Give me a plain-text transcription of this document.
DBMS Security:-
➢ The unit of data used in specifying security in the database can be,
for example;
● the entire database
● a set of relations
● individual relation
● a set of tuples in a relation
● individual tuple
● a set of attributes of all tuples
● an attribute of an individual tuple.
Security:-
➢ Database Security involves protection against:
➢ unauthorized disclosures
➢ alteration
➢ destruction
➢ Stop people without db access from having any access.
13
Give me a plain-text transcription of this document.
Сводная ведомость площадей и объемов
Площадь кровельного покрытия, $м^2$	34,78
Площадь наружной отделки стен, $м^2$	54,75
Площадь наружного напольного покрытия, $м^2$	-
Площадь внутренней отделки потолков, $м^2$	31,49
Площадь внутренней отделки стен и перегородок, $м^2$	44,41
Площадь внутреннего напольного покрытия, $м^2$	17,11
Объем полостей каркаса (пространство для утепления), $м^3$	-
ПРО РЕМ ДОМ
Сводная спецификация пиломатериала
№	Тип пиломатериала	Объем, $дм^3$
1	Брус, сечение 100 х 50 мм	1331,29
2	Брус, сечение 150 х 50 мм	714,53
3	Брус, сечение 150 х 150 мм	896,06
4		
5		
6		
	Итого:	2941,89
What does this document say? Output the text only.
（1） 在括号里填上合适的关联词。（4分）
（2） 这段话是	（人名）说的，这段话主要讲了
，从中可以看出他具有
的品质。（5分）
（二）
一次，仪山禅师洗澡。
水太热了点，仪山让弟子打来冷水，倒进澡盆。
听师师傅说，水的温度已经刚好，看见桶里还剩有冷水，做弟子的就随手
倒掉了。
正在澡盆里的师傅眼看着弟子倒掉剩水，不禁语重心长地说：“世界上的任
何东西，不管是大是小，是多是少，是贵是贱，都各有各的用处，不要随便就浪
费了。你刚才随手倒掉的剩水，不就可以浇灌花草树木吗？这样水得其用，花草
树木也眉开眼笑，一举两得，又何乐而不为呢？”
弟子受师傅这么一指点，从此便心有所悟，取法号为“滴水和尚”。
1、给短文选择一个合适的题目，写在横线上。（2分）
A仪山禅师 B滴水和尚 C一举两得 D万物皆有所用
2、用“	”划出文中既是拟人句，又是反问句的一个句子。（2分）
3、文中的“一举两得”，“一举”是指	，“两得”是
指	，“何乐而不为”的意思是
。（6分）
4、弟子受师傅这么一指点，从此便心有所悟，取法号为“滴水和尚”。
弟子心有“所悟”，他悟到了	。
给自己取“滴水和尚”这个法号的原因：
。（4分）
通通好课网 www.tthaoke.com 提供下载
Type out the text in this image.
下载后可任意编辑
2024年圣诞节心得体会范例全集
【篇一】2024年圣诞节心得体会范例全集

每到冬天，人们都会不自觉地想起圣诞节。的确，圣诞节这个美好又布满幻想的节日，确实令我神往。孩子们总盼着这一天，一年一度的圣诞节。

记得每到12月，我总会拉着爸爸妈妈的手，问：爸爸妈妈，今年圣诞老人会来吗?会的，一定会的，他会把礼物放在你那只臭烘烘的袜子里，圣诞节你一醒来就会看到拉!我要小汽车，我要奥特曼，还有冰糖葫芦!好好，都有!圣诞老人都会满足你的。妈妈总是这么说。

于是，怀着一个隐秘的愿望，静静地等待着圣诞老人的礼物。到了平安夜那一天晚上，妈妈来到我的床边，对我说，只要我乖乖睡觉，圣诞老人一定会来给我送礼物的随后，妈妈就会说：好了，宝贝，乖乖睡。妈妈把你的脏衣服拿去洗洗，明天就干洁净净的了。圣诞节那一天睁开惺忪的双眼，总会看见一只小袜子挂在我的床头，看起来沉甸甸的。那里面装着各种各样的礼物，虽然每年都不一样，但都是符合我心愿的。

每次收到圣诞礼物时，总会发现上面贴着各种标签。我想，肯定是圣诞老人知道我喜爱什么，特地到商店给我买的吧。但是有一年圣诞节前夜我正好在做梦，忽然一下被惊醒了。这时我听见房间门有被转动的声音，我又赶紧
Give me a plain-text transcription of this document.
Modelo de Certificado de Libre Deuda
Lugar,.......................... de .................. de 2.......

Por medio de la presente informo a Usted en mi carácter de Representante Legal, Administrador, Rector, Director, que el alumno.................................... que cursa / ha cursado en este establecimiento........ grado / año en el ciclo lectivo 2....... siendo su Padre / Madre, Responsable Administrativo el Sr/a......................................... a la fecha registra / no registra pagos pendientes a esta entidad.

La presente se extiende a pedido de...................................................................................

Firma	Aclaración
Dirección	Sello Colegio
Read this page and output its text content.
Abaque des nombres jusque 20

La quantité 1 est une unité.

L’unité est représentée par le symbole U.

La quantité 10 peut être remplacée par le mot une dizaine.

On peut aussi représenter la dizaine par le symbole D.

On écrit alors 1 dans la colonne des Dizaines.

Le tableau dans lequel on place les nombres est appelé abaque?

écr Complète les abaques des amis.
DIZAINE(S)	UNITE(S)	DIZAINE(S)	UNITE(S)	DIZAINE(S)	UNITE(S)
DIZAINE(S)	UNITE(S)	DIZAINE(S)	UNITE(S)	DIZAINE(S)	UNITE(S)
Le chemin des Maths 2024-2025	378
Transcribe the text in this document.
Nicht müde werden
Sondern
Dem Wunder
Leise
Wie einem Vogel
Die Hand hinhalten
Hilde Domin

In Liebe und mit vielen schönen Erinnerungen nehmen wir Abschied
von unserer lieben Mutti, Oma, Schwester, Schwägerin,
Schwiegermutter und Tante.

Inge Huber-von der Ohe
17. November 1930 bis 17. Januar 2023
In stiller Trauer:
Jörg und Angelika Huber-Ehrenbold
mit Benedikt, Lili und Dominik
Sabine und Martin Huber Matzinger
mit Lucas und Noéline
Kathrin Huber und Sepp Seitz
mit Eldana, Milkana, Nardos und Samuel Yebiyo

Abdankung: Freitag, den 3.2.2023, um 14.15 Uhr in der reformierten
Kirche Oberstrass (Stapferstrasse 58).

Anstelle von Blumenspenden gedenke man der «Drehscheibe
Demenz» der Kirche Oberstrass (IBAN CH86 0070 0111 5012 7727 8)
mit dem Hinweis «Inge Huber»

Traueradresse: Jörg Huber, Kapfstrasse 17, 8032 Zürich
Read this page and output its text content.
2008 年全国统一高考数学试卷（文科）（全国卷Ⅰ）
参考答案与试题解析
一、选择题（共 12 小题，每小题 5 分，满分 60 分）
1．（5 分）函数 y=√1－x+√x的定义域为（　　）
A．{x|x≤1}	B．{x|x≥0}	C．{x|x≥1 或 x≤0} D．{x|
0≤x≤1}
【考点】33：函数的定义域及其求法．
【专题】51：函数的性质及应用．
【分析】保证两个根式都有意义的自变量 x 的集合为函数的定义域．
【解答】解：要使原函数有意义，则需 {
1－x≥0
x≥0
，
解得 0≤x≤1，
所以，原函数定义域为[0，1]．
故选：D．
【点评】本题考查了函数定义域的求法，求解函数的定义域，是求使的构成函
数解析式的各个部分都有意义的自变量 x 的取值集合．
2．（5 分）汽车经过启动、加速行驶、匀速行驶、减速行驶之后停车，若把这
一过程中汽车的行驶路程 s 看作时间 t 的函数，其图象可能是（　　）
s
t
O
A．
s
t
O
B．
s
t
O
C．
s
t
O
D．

-=-=-

TASK REQUIREMENTS ::
Show every line from the listing above in which the string "弟子受师傅这么一指点" appears.

ANSWER BELOW ::
弟子受师傅这么一指点，从此便心有所悟，取法号为“滴水和尚”。
4、弟子受师傅这么一指点，从此便心有所悟，取法号为“滴水和尚”。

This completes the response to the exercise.